* Provided records:
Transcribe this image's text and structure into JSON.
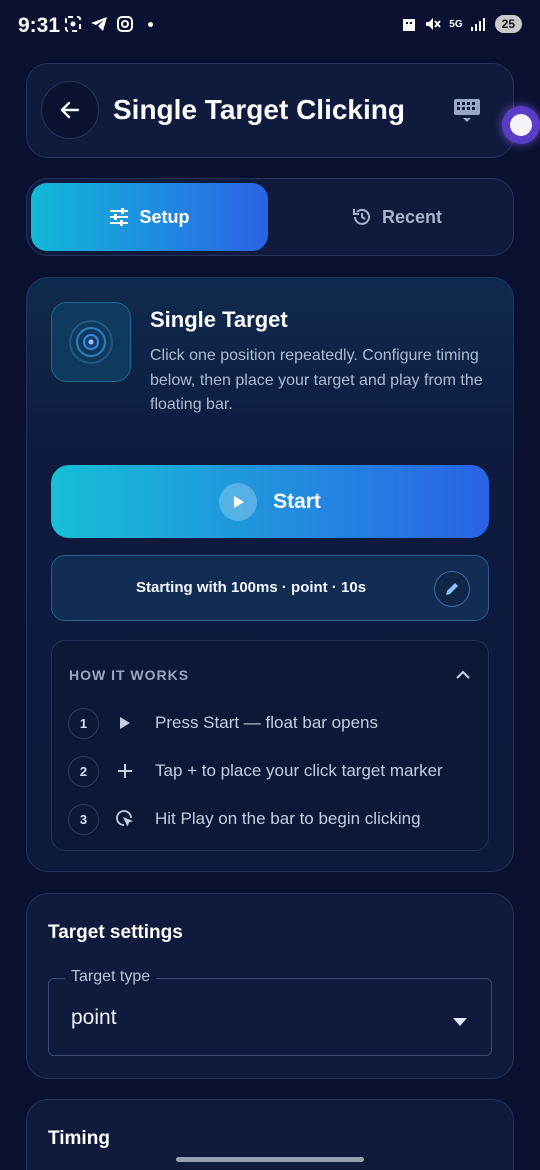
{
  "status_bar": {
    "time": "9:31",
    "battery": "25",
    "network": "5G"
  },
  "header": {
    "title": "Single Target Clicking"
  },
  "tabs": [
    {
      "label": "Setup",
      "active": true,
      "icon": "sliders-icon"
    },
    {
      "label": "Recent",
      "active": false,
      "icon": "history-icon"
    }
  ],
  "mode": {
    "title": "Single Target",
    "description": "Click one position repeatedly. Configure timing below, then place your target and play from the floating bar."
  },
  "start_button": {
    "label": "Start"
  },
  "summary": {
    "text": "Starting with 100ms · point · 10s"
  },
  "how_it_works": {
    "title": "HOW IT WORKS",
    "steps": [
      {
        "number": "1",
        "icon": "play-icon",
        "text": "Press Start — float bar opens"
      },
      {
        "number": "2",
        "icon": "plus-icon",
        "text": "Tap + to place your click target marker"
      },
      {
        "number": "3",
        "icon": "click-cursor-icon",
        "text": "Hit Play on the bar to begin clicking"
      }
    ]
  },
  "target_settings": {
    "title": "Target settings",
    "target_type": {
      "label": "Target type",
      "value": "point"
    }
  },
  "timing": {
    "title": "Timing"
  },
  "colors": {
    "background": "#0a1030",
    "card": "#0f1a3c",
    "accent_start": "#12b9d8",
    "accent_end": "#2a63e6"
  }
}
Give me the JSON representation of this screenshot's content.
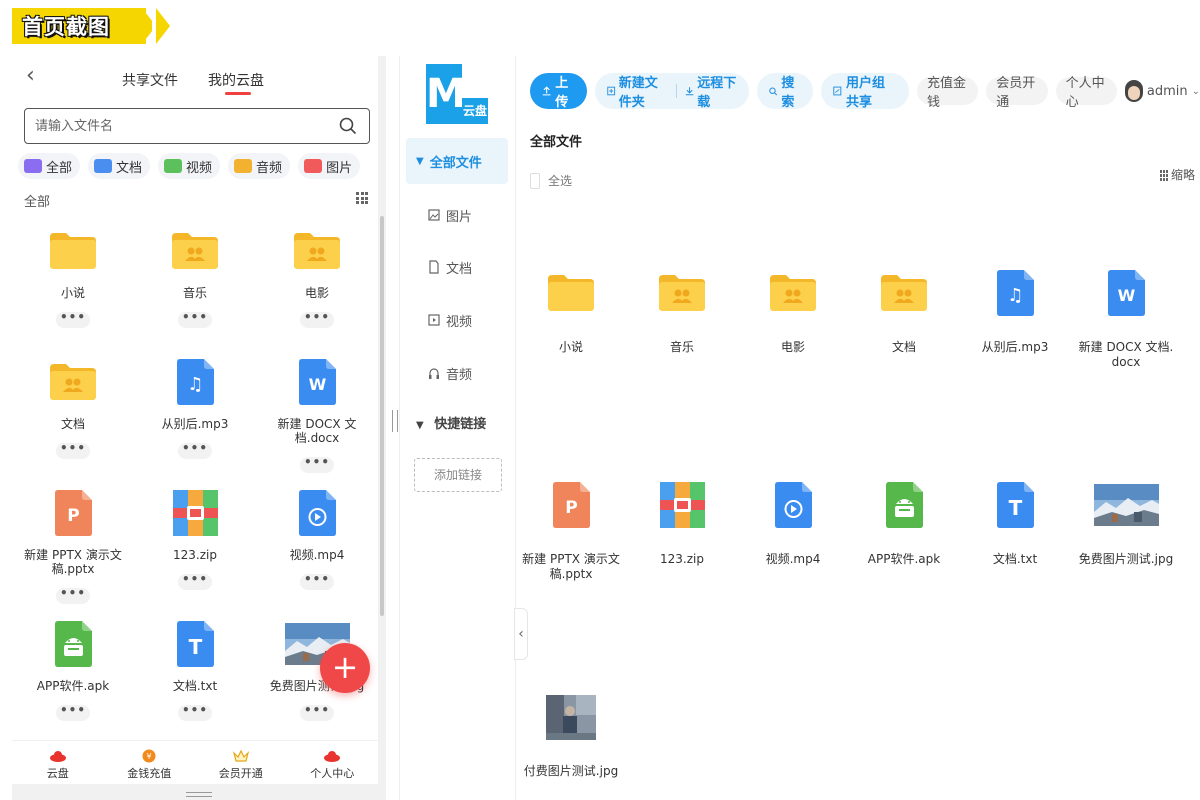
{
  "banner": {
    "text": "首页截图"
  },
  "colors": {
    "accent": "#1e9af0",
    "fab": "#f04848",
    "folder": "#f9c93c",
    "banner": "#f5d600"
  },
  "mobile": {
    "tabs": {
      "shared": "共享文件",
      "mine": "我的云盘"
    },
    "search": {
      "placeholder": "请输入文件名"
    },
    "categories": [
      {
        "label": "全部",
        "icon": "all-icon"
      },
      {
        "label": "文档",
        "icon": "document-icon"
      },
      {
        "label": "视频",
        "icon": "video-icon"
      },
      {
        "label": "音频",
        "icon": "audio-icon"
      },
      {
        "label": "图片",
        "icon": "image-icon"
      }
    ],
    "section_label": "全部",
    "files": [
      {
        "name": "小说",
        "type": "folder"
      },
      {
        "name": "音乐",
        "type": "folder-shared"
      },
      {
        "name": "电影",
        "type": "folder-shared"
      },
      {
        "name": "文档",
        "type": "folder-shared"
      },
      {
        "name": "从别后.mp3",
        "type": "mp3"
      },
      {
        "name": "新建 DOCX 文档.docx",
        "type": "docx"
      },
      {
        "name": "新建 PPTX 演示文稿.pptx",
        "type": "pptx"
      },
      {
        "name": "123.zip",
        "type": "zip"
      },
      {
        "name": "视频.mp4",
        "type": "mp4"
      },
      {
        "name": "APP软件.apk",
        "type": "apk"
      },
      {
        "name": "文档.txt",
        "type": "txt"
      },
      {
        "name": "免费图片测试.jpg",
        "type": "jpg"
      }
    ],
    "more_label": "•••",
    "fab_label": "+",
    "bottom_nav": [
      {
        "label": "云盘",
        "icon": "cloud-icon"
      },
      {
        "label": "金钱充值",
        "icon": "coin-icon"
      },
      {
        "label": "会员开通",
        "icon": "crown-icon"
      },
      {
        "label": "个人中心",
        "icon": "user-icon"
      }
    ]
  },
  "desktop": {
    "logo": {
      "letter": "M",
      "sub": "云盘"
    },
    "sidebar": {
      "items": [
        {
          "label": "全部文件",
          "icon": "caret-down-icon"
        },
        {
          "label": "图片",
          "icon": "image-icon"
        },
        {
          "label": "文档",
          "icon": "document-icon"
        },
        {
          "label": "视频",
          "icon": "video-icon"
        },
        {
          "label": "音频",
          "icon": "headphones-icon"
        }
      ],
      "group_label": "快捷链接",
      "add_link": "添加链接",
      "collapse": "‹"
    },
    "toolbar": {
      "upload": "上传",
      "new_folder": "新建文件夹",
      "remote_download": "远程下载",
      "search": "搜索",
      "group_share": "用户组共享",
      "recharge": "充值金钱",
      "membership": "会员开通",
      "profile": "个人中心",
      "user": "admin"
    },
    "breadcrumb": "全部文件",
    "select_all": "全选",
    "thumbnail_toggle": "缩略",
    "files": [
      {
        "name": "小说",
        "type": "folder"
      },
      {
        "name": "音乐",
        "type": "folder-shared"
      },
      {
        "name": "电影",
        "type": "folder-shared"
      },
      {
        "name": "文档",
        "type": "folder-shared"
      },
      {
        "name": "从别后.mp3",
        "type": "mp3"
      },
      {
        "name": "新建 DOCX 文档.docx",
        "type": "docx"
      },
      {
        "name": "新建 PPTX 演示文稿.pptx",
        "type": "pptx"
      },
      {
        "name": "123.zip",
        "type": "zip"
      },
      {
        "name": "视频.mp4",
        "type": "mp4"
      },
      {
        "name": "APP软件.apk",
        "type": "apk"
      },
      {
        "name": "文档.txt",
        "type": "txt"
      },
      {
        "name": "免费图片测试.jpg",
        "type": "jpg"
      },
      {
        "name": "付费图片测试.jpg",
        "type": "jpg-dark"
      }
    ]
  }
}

* Work instructions:
Would you mind returning each entry above word for word, skipping the images?

* Correct output:
Transcribe this image's text and structure into JSON.
{
  "status_bar": {
    "time": "9:31",
    "battery": "25",
    "network": "5G"
  },
  "header": {
    "title": "Single Target Clicking"
  },
  "tabs": [
    {
      "label": "Setup",
      "active": true,
      "icon": "sliders-icon"
    },
    {
      "label": "Recent",
      "active": false,
      "icon": "history-icon"
    }
  ],
  "mode": {
    "title": "Single Target",
    "description": "Click one position repeatedly. Configure timing below, then place your target and play from the floating bar."
  },
  "start_button": {
    "label": "Start"
  },
  "summary": {
    "text": "Starting with 100ms · point · 10s"
  },
  "how_it_works": {
    "title": "HOW IT WORKS",
    "steps": [
      {
        "number": "1",
        "icon": "play-icon",
        "text": "Press Start — float bar opens"
      },
      {
        "number": "2",
        "icon": "plus-icon",
        "text": "Tap + to place your click target marker"
      },
      {
        "number": "3",
        "icon": "click-cursor-icon",
        "text": "Hit Play on the bar to begin clicking"
      }
    ]
  },
  "target_settings": {
    "title": "Target settings",
    "target_type": {
      "label": "Target type",
      "value": "point"
    }
  },
  "timing": {
    "title": "Timing"
  },
  "colors": {
    "background": "#0a1030",
    "card": "#0f1a3c",
    "accent_start": "#12b9d8",
    "accent_end": "#2a63e6"
  }
}
Give me the JSON representation of this screenshot's content.
{
  "banner": {
    "text": "首页截图"
  },
  "colors": {
    "accent": "#1e9af0",
    "fab": "#f04848",
    "folder": "#f9c93c",
    "banner": "#f5d600"
  },
  "mobile": {
    "tabs": {
      "shared": "共享文件",
      "mine": "我的云盘"
    },
    "search": {
      "placeholder": "请输入文件名"
    },
    "categories": [
      {
        "label": "全部",
        "icon": "all-icon"
      },
      {
        "label": "文档",
        "icon": "document-icon"
      },
      {
        "label": "视频",
        "icon": "video-icon"
      },
      {
        "label": "音频",
        "icon": "audio-icon"
      },
      {
        "label": "图片",
        "icon": "image-icon"
      }
    ],
    "section_label": "全部",
    "files": [
      {
        "name": "小说",
        "type": "folder"
      },
      {
        "name": "音乐",
        "type": "folder-shared"
      },
      {
        "name": "电影",
        "type": "folder-shared"
      },
      {
        "name": "文档",
        "type": "folder-shared"
      },
      {
        "name": "从别后.mp3",
        "type": "mp3"
      },
      {
        "name": "新建 DOCX 文档.docx",
        "type": "docx"
      },
      {
        "name": "新建 PPTX 演示文稿.pptx",
        "type": "pptx"
      },
      {
        "name": "123.zip",
        "type": "zip"
      },
      {
        "name": "视频.mp4",
        "type": "mp4"
      },
      {
        "name": "APP软件.apk",
        "type": "apk"
      },
      {
        "name": "文档.txt",
        "type": "txt"
      },
      {
        "name": "免费图片测试.jpg",
        "type": "jpg"
      }
    ],
    "more_label": "•••",
    "fab_label": "+",
    "bottom_nav": [
      {
        "label": "云盘",
        "icon": "cloud-icon"
      },
      {
        "label": "金钱充值",
        "icon": "coin-icon"
      },
      {
        "label": "会员开通",
        "icon": "crown-icon"
      },
      {
        "label": "个人中心",
        "icon": "user-icon"
      }
    ]
  },
  "desktop": {
    "logo": {
      "letter": "M",
      "sub": "云盘"
    },
    "sidebar": {
      "items": [
        {
          "label": "全部文件",
          "icon": "caret-down-icon"
        },
        {
          "label": "图片",
          "icon": "image-icon"
        },
        {
          "label": "文档",
          "icon": "document-icon"
        },
        {
          "label": "视频",
          "icon": "video-icon"
        },
        {
          "label": "音频",
          "icon": "headphones-icon"
        }
      ],
      "group_label": "快捷链接",
      "add_link": "添加链接",
      "collapse": "‹"
    },
    "toolbar": {
      "upload": "上传",
      "new_folder": "新建文件夹",
      "remote_download": "远程下载",
      "search": "搜索",
      "group_share": "用户组共享",
      "recharge": "充值金钱",
      "membership": "会员开通",
      "profile": "个人中心",
      "user": "admin"
    },
    "breadcrumb": "全部文件",
    "select_all": "全选",
    "thumbnail_toggle": "缩略",
    "files": [
      {
        "name": "小说",
        "type": "folder"
      },
      {
        "name": "音乐",
        "type": "folder-shared"
      },
      {
        "name": "电影",
        "type": "folder-shared"
      },
      {
        "name": "文档",
        "type": "folder-shared"
      },
      {
        "name": "从别后.mp3",
        "type": "mp3"
      },
      {
        "name": "新建 DOCX 文档.docx",
        "type": "docx"
      },
      {
        "name": "新建 PPTX 演示文稿.pptx",
        "type": "pptx"
      },
      {
        "name": "123.zip",
        "type": "zip"
      },
      {
        "name": "视频.mp4",
        "type": "mp4"
      },
      {
        "name": "APP软件.apk",
        "type": "apk"
      },
      {
        "name": "文档.txt",
        "type": "txt"
      },
      {
        "name": "免费图片测试.jpg",
        "type": "jpg"
      },
      {
        "name": "付费图片测试.jpg",
        "type": "jpg-dark"
      }
    ]
  }
}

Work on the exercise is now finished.